■ INSTRUCTION: Using the data below, copy each line that includes the word "Начальник".

[Dataset rows]
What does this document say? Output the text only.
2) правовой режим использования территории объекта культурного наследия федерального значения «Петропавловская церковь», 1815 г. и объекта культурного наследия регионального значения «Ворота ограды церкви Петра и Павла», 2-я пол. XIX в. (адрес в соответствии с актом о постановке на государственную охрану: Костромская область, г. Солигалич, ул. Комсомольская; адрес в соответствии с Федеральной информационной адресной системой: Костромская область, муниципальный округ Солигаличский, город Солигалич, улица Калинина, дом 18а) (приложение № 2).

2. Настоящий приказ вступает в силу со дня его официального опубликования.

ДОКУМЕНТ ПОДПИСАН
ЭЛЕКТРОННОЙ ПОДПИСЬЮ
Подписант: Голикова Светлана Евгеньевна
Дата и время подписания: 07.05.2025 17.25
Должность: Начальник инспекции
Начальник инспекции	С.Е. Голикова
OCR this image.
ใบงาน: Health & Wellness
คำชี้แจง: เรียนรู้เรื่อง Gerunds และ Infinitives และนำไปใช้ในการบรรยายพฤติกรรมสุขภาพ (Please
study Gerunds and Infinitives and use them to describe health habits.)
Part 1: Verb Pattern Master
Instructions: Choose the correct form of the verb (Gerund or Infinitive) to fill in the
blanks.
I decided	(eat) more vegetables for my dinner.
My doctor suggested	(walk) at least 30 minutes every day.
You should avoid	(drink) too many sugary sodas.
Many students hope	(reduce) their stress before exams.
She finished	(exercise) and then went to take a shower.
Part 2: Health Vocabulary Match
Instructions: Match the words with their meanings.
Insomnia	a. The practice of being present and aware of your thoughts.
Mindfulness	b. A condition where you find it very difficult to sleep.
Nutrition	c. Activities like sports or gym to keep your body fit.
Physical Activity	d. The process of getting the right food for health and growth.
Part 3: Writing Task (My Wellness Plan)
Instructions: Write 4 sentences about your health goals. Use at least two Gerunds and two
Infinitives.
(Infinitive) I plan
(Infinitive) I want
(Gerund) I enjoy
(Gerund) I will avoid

■ OUTPUT FOR THIS TASK:
Должность: Начальник инспекции
Начальник инспекции	С.Е. Голикова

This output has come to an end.